## [WHAT THE TASK REQUIRES]
Copy out the rows that begin with the line containing "bar-ssl — [385, 175, 435, 409]" and end with the line containing "y-tick-label: 1.2 — [67, 150, 85, 165]", including both of those lines, exactly as they appear.

[DATA SUPPLIED start]

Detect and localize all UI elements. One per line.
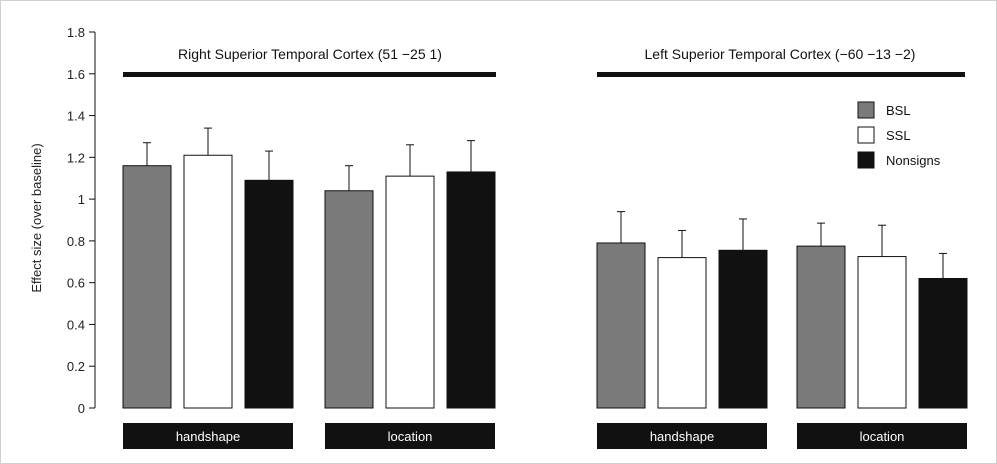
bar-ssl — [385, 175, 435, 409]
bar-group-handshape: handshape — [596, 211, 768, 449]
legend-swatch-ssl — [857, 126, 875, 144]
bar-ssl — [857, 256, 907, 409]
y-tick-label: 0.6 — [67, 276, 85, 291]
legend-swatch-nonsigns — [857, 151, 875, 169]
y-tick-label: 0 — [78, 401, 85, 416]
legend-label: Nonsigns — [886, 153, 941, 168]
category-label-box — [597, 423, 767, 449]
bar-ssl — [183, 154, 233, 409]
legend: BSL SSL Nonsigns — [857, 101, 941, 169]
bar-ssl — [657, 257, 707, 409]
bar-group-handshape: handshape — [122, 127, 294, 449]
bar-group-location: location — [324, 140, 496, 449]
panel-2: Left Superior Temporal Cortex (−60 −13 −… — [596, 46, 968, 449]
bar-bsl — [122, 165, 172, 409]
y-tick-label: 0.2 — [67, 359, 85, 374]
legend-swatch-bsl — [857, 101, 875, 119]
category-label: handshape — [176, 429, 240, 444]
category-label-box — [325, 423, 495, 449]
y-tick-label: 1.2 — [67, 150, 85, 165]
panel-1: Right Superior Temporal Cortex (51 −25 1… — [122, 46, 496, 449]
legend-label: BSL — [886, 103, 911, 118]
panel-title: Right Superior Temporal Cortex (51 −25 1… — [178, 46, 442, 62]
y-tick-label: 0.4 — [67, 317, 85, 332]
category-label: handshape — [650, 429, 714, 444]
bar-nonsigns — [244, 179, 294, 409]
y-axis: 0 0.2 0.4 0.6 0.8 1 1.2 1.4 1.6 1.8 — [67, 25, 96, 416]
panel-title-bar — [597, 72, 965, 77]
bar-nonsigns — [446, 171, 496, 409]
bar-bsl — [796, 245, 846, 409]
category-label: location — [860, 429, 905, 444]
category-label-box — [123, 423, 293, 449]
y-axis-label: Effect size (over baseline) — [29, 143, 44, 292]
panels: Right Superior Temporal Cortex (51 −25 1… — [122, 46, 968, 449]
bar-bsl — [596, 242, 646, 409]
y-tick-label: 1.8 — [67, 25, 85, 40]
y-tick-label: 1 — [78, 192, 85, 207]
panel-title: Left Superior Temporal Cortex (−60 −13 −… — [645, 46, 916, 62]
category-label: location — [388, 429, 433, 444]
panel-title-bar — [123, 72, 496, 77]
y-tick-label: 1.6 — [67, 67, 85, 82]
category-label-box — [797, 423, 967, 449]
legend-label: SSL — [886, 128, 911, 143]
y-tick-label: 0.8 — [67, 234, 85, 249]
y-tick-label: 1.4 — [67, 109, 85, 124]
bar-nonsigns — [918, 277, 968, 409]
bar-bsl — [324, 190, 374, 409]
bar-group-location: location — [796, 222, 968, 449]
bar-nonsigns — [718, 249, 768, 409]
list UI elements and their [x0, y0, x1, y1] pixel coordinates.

[DATA SUPPLIED end]
[DATA SUPPLIED start]

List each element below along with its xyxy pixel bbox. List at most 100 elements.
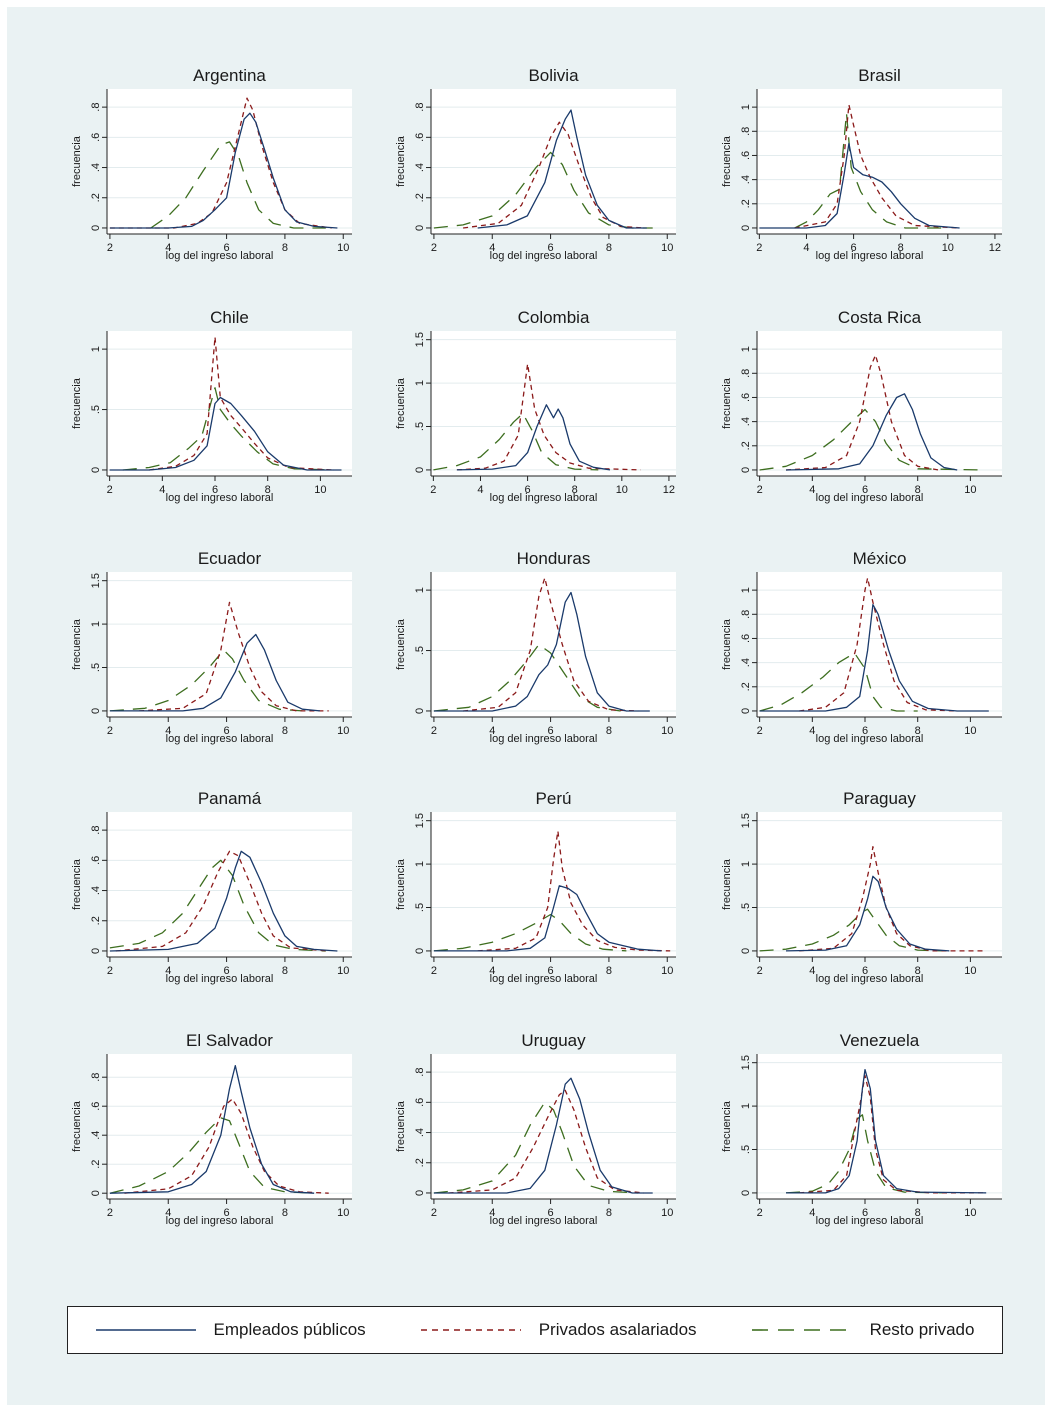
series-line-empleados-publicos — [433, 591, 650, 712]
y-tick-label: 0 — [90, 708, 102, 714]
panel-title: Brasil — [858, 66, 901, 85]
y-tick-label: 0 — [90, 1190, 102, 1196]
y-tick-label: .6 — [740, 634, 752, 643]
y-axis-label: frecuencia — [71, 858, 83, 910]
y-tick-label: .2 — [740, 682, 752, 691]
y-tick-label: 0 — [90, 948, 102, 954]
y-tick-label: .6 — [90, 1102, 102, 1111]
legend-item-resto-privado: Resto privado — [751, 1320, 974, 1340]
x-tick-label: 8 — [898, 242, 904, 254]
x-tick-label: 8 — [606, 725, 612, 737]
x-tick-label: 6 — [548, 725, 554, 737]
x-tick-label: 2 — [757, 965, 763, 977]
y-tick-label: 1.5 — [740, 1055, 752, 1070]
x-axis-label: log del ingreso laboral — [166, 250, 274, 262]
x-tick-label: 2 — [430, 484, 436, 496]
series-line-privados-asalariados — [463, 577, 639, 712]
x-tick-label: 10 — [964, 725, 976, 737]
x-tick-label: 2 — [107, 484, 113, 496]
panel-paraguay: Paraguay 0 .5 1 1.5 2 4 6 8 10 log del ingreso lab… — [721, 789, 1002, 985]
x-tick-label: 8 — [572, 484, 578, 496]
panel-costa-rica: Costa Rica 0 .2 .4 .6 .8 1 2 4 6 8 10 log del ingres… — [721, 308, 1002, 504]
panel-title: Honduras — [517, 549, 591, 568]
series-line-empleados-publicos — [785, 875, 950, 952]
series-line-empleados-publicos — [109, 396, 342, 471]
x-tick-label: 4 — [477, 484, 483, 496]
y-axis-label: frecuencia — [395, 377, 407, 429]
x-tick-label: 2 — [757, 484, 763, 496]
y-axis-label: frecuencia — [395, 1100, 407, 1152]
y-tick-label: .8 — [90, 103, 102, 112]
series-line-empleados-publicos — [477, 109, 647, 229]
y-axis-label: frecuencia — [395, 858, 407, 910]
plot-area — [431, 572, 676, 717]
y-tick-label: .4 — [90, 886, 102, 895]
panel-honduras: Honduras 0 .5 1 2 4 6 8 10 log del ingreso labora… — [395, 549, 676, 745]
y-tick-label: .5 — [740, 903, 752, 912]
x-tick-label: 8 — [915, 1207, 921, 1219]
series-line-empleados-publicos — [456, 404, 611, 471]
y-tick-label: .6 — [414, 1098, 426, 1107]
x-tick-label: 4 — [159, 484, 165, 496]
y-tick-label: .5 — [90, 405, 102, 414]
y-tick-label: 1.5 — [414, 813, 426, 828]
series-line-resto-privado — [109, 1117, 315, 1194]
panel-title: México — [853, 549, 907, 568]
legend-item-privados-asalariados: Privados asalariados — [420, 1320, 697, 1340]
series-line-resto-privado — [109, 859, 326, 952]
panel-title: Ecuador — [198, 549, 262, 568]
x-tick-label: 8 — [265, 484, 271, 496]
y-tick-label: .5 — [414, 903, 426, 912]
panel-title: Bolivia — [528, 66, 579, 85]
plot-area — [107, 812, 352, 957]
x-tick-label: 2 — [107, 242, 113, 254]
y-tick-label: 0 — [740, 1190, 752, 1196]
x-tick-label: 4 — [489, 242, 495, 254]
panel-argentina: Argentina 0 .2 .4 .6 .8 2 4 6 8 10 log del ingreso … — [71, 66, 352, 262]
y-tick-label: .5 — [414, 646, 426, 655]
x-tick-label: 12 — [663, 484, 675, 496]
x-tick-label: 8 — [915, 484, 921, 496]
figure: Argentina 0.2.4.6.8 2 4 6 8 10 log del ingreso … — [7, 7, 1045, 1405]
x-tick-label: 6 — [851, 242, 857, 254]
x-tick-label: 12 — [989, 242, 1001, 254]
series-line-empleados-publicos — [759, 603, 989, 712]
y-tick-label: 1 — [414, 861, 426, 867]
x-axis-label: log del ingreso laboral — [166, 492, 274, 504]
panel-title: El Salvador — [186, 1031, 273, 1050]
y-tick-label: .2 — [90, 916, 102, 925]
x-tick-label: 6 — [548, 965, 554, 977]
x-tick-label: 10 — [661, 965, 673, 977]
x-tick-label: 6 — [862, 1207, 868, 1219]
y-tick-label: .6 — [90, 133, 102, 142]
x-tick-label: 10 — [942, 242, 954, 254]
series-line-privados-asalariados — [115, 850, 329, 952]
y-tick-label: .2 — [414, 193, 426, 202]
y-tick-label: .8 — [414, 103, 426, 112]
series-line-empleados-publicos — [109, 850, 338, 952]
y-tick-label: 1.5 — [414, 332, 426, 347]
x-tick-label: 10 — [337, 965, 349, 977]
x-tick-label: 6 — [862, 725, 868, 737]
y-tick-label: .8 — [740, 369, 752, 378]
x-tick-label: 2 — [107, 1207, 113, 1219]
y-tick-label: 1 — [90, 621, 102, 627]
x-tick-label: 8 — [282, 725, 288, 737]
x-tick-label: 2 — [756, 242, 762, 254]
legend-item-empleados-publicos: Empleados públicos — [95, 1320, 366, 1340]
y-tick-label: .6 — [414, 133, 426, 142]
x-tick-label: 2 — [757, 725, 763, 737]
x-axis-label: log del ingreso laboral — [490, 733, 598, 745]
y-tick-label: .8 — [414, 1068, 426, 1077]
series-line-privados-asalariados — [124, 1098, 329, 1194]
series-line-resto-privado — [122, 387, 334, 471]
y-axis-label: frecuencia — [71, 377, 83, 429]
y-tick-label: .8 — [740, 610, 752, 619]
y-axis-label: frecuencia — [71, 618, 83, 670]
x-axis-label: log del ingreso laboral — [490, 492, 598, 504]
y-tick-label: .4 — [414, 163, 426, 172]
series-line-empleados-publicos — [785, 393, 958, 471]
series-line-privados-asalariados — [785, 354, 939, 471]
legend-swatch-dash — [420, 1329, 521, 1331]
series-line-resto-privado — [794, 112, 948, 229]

[DATA SUPPLIED end]

## [SOLUTION TO THIS PROBLEM]
bar-ssl — [385, 175, 435, 409]
bar-group-handshape: handshape — [596, 211, 768, 449]
legend-swatch-ssl — [857, 126, 875, 144]
bar-ssl — [857, 256, 907, 409]
y-tick-label: 0.6 — [67, 276, 85, 291]
legend-swatch-nonsigns — [857, 151, 875, 169]
y-tick-label: 0 — [78, 401, 85, 416]
legend-label: Nonsigns — [886, 153, 941, 168]
category-label-box — [597, 423, 767, 449]
bar-ssl — [183, 154, 233, 409]
legend: BSL SSL Nonsigns — [857, 101, 941, 169]
bar-ssl — [657, 257, 707, 409]
bar-group-handshape: handshape — [122, 127, 294, 449]
bar-group-location: location — [324, 140, 496, 449]
panel-2: Left Superior Temporal Cortex (−60 −13 −… — [596, 46, 968, 449]
bar-bsl — [122, 165, 172, 409]
y-tick-label: 0.2 — [67, 359, 85, 374]
legend-swatch-bsl — [857, 101, 875, 119]
category-label: handshape — [176, 429, 240, 444]
category-label-box — [325, 423, 495, 449]
y-tick-label: 1.2 — [67, 150, 85, 165]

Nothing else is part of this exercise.